Data to process start

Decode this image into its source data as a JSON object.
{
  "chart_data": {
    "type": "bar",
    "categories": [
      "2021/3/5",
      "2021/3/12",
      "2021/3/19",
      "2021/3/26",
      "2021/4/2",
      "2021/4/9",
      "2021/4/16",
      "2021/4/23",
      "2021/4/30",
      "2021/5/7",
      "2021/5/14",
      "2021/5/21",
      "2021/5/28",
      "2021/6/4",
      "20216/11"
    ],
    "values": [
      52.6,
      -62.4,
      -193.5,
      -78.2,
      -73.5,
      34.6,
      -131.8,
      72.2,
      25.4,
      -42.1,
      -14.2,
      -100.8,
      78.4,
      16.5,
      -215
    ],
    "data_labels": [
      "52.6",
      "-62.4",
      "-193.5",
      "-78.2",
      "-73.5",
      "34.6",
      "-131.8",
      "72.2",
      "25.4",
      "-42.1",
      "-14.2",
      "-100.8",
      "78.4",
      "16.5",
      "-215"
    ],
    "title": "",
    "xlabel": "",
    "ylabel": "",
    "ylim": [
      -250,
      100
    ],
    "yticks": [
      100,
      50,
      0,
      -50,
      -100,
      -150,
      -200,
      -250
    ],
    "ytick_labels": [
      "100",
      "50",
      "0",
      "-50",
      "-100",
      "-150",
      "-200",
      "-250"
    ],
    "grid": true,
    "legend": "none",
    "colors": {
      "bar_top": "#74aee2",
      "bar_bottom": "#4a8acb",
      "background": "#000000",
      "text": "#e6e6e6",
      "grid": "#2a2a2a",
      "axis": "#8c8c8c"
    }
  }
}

Data to process end

● Exercise requirements: Return every record above exactly as it appears.

● Finished task:
Decode this image into its source data as a JSON object.
{
  "chart_data": {
    "type": "bar",
    "categories": [
      "2021/3/5",
      "2021/3/12",
      "2021/3/19",
      "2021/3/26",
      "2021/4/2",
      "2021/4/9",
      "2021/4/16",
      "2021/4/23",
      "2021/4/30",
      "2021/5/7",
      "2021/5/14",
      "2021/5/21",
      "2021/5/28",
      "2021/6/4",
      "20216/11"
    ],
    "values": [
      52.6,
      -62.4,
      -193.5,
      -78.2,
      -73.5,
      34.6,
      -131.8,
      72.2,
      25.4,
      -42.1,
      -14.2,
      -100.8,
      78.4,
      16.5,
      -215
    ],
    "data_labels": [
      "52.6",
      "-62.4",
      "-193.5",
      "-78.2",
      "-73.5",
      "34.6",
      "-131.8",
      "72.2",
      "25.4",
      "-42.1",
      "-14.2",
      "-100.8",
      "78.4",
      "16.5",
      "-215"
    ],
    "title": "",
    "xlabel": "",
    "ylabel": "",
    "ylim": [
      -250,
      100
    ],
    "yticks": [
      100,
      50,
      0,
      -50,
      -100,
      -150,
      -200,
      -250
    ],
    "ytick_labels": [
      "100",
      "50",
      "0",
      "-50",
      "-100",
      "-150",
      "-200",
      "-250"
    ],
    "grid": true,
    "legend": "none",
    "colors": {
      "bar_top": "#74aee2",
      "bar_bottom": "#4a8acb",
      "background": "#000000",
      "text": "#e6e6e6",
      "grid": "#2a2a2a",
      "axis": "#8c8c8c"
    }
  }
}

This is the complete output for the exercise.